[Data provided]:
-=-=-

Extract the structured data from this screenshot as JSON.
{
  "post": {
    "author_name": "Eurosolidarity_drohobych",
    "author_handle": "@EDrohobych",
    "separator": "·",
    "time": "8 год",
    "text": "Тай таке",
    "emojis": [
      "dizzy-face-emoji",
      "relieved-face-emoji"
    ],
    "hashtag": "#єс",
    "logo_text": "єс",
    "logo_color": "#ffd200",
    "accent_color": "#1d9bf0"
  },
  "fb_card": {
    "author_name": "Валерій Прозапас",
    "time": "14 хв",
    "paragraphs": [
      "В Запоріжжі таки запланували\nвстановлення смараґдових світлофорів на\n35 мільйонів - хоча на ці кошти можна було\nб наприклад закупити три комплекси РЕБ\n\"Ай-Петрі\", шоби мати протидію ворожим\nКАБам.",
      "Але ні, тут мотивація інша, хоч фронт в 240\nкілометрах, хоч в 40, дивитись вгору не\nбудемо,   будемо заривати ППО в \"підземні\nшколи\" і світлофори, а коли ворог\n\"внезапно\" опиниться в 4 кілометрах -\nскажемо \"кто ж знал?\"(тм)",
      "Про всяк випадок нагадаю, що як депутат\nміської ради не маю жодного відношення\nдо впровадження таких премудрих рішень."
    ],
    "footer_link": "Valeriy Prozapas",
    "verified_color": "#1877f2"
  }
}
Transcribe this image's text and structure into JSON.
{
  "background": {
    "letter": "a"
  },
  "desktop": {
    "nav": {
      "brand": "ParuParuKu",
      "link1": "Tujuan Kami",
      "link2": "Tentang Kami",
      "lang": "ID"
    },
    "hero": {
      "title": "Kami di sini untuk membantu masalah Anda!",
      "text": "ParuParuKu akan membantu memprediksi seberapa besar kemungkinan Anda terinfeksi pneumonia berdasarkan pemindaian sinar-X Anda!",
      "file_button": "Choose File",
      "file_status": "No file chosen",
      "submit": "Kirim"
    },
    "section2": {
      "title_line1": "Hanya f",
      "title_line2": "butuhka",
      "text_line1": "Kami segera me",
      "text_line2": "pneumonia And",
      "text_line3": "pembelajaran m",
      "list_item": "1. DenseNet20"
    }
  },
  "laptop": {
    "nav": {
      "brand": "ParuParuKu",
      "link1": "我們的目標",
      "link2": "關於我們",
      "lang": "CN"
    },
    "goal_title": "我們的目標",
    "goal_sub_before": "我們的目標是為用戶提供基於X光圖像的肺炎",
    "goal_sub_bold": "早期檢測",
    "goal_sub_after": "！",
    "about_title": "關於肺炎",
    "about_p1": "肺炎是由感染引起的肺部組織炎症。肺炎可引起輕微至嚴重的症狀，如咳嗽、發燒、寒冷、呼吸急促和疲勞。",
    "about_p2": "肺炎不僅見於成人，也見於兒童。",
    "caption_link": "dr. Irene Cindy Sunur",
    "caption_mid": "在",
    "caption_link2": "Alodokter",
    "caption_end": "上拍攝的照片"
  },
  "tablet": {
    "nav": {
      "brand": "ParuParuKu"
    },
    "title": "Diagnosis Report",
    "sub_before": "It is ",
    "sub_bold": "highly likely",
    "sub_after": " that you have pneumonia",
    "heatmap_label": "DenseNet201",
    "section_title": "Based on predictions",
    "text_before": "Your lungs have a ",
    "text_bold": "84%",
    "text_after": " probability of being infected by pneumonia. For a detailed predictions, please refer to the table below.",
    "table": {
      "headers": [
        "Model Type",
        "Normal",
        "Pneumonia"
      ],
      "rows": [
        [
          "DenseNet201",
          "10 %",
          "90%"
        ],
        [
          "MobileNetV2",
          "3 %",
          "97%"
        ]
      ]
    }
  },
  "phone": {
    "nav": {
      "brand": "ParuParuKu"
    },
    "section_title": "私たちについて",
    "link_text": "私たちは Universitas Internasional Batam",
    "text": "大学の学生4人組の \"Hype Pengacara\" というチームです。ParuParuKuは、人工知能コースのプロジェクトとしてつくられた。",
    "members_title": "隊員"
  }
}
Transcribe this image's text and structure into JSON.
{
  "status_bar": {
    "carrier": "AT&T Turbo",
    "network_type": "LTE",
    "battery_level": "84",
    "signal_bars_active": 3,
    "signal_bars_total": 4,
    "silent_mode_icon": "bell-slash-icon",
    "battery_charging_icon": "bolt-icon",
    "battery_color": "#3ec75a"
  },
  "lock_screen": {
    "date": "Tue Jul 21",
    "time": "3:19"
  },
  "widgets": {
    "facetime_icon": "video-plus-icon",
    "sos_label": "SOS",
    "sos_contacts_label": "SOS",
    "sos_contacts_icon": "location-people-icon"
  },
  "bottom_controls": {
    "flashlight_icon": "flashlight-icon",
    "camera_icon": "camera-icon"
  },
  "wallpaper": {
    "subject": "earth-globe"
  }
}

-=-=-

[Task directions]:
Output each record precisely as given.

[Result of the task]:
Extract the structured data from this screenshot as JSON.
{
  "post": {
    "author_name": "Eurosolidarity_drohobych",
    "author_handle": "@EDrohobych",
    "separator": "·",
    "time": "8 год",
    "text": "Тай таке",
    "emojis": [
      "dizzy-face-emoji",
      "relieved-face-emoji"
    ],
    "hashtag": "#єс",
    "logo_text": "єс",
    "logo_color": "#ffd200",
    "accent_color": "#1d9bf0"
  },
  "fb_card": {
    "author_name": "Валерій Прозапас",
    "time": "14 хв",
    "paragraphs": [
      "В Запоріжжі таки запланували\nвстановлення смараґдових світлофорів на\n35 мільйонів - хоча на ці кошти можна було\nб наприклад закупити три комплекси РЕБ\n\"Ай-Петрі\", шоби мати протидію ворожим\nКАБам.",
      "Але ні, тут мотивація інша, хоч фронт в 240\nкілометрах, хоч в 40, дивитись вгору не\nбудемо,   будемо заривати ППО в \"підземні\nшколи\" і світлофори, а коли ворог\n\"внезапно\" опиниться в 4 кілометрах -\nскажемо \"кто ж знал?\"(тм)",
      "Про всяк випадок нагадаю, що як депутат\nміської ради не маю жодного відношення\nдо впровадження таких премудрих рішень."
    ],
    "footer_link": "Valeriy Prozapas",
    "verified_color": "#1877f2"
  }
}
Transcribe this image's text and structure into JSON.
{
  "background": {
    "letter": "a"
  },
  "desktop": {
    "nav": {
      "brand": "ParuParuKu",
      "link1": "Tujuan Kami",
      "link2": "Tentang Kami",
      "lang": "ID"
    },
    "hero": {
      "title": "Kami di sini untuk membantu masalah Anda!",
      "text": "ParuParuKu akan membantu memprediksi seberapa besar kemungkinan Anda terinfeksi pneumonia berdasarkan pemindaian sinar-X Anda!",
      "file_button": "Choose File",
      "file_status": "No file chosen",
      "submit": "Kirim"
    },
    "section2": {
      "title_line1": "Hanya f",
      "title_line2": "butuhka",
      "text_line1": "Kami segera me",
      "text_line2": "pneumonia And",
      "text_line3": "pembelajaran m",
      "list_item": "1. DenseNet20"
    }
  },
  "laptop": {
    "nav": {
      "brand": "ParuParuKu",
      "link1": "我們的目標",
      "link2": "關於我們",
      "lang": "CN"
    },
    "goal_title": "我們的目標",
    "goal_sub_before": "我們的目標是為用戶提供基於X光圖像的肺炎",
    "goal_sub_bold": "早期檢測",
    "goal_sub_after": "！",
    "about_title": "關於肺炎",
    "about_p1": "肺炎是由感染引起的肺部組織炎症。肺炎可引起輕微至嚴重的症狀，如咳嗽、發燒、寒冷、呼吸急促和疲勞。",
    "about_p2": "肺炎不僅見於成人，也見於兒童。",
    "caption_link": "dr. Irene Cindy Sunur",
    "caption_mid": "在",
    "caption_link2": "Alodokter",
    "caption_end": "上拍攝的照片"
  },
  "tablet": {
    "nav": {
      "brand": "ParuParuKu"
    },
    "title": "Diagnosis Report",
    "sub_before": "It is ",
    "sub_bold": "highly likely",
    "sub_after": " that you have pneumonia",
    "heatmap_label": "DenseNet201",
    "section_title": "Based on predictions",
    "text_before": "Your lungs have a ",
    "text_bold": "84%",
    "text_after": " probability of being infected by pneumonia. For a detailed predictions, please refer to the table below.",
    "table": {
      "headers": [
        "Model Type",
        "Normal",
        "Pneumonia"
      ],
      "rows": [
        [
          "DenseNet201",
          "10 %",
          "90%"
        ],
        [
          "MobileNetV2",
          "3 %",
          "97%"
        ]
      ]
    }
  },
  "phone": {
    "nav": {
      "brand": "ParuParuKu"
    },
    "section_title": "私たちについて",
    "link_text": "私たちは Universitas Internasional Batam",
    "text": "大学の学生4人組の \"Hype Pengacara\" というチームです。ParuParuKuは、人工知能コースのプロジェクトとしてつくられた。",
    "members_title": "隊員"
  }
}
Transcribe this image's text and structure into JSON.
{
  "status_bar": {
    "carrier": "AT&T Turbo",
    "network_type": "LTE",
    "battery_level": "84",
    "signal_bars_active": 3,
    "signal_bars_total": 4,
    "silent_mode_icon": "bell-slash-icon",
    "battery_charging_icon": "bolt-icon",
    "battery_color": "#3ec75a"
  },
  "lock_screen": {
    "date": "Tue Jul 21",
    "time": "3:19"
  },
  "widgets": {
    "facetime_icon": "video-plus-icon",
    "sos_label": "SOS",
    "sos_contacts_label": "SOS",
    "sos_contacts_icon": "location-people-icon"
  },
  "bottom_controls": {
    "flashlight_icon": "flashlight-icon",
    "camera_icon": "camera-icon"
  },
  "wallpaper": {
    "subject": "earth-globe"
  }
}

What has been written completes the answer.